(Extracted records)
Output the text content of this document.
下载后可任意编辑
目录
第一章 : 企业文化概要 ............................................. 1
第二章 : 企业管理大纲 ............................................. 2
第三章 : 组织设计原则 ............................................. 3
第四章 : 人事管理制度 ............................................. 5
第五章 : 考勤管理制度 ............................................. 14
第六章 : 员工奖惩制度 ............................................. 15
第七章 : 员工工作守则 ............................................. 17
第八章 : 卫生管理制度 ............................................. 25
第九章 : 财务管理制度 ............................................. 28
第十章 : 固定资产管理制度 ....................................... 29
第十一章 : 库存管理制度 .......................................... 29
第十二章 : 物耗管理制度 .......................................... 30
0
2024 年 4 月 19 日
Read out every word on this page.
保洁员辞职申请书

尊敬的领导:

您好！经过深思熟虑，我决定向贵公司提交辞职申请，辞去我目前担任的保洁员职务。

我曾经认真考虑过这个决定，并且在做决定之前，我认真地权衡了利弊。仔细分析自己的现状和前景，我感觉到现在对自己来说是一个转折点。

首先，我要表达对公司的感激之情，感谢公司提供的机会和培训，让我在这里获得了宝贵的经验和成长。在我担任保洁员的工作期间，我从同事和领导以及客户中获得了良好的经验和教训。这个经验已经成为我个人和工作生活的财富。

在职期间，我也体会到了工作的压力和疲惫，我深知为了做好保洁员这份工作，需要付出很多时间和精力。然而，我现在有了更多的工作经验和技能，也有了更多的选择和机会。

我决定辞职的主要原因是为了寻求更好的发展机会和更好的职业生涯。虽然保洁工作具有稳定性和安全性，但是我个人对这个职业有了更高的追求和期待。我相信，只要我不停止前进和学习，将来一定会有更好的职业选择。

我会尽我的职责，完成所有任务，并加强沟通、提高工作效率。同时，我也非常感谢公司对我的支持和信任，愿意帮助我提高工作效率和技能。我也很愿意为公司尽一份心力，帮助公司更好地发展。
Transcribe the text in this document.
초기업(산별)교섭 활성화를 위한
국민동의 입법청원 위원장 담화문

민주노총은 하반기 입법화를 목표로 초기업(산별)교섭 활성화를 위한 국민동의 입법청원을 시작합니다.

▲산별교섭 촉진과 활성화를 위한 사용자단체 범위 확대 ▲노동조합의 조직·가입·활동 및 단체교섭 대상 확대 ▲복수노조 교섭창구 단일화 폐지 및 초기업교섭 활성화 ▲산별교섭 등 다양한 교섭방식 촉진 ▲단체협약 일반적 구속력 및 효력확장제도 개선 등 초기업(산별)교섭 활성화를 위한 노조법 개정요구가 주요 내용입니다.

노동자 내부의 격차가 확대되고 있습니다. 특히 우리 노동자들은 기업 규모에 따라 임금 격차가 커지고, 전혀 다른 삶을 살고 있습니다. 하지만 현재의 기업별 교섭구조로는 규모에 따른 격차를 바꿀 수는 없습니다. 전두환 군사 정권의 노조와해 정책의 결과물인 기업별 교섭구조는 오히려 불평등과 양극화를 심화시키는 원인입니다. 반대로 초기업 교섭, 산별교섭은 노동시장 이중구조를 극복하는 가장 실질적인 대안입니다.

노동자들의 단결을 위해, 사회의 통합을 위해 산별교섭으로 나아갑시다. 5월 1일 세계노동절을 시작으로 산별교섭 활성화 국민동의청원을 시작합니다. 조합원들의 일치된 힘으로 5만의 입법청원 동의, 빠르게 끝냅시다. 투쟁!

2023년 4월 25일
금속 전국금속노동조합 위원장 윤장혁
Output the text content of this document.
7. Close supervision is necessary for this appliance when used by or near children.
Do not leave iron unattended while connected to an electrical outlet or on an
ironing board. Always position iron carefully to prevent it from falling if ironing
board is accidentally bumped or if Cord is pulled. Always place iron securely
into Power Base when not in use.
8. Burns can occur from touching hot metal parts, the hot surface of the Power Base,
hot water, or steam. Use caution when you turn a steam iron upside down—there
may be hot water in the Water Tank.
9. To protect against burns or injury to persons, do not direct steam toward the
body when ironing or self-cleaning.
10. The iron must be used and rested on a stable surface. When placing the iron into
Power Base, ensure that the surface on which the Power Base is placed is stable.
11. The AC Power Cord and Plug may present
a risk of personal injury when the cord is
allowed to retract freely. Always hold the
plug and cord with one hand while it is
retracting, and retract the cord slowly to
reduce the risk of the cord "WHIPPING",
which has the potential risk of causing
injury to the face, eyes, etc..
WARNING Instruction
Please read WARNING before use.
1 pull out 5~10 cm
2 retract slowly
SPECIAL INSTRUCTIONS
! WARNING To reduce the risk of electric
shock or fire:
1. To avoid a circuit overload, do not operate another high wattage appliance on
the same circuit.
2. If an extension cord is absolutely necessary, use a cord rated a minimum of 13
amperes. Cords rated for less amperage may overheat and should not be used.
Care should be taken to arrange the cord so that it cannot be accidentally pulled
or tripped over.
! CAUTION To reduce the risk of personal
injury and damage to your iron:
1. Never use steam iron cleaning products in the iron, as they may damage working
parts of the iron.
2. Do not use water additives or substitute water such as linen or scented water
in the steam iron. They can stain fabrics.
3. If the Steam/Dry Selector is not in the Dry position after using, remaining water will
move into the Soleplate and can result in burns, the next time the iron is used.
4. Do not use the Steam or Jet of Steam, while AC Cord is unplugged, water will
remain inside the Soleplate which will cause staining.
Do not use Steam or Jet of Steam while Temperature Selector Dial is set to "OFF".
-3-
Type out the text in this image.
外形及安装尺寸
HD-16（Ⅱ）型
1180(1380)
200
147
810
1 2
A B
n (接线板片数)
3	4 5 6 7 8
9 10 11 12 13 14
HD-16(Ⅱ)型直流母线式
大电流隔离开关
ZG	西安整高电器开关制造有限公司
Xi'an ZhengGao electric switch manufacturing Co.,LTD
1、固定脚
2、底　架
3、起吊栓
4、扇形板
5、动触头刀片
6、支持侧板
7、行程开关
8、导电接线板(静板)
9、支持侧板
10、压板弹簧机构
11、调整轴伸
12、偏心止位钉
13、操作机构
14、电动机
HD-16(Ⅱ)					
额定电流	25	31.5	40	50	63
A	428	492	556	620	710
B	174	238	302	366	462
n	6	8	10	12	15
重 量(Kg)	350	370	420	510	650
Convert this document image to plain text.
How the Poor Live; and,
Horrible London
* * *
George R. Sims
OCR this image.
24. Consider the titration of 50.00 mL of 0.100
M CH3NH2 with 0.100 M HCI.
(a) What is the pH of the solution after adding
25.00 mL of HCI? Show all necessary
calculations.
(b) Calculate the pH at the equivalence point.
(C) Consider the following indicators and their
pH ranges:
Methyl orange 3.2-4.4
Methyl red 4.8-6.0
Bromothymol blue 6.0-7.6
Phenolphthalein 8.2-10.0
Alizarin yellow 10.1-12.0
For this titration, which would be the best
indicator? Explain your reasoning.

• [Problem statement]
Write out every line of the entries that holds the word "risk".

• [Written answer]
a risk of personal injury when the cord is
reduce the risk of the cord "WHIPPING",
which has the potential risk of causing
! WARNING To reduce the risk of electric
! CAUTION To reduce the risk of personal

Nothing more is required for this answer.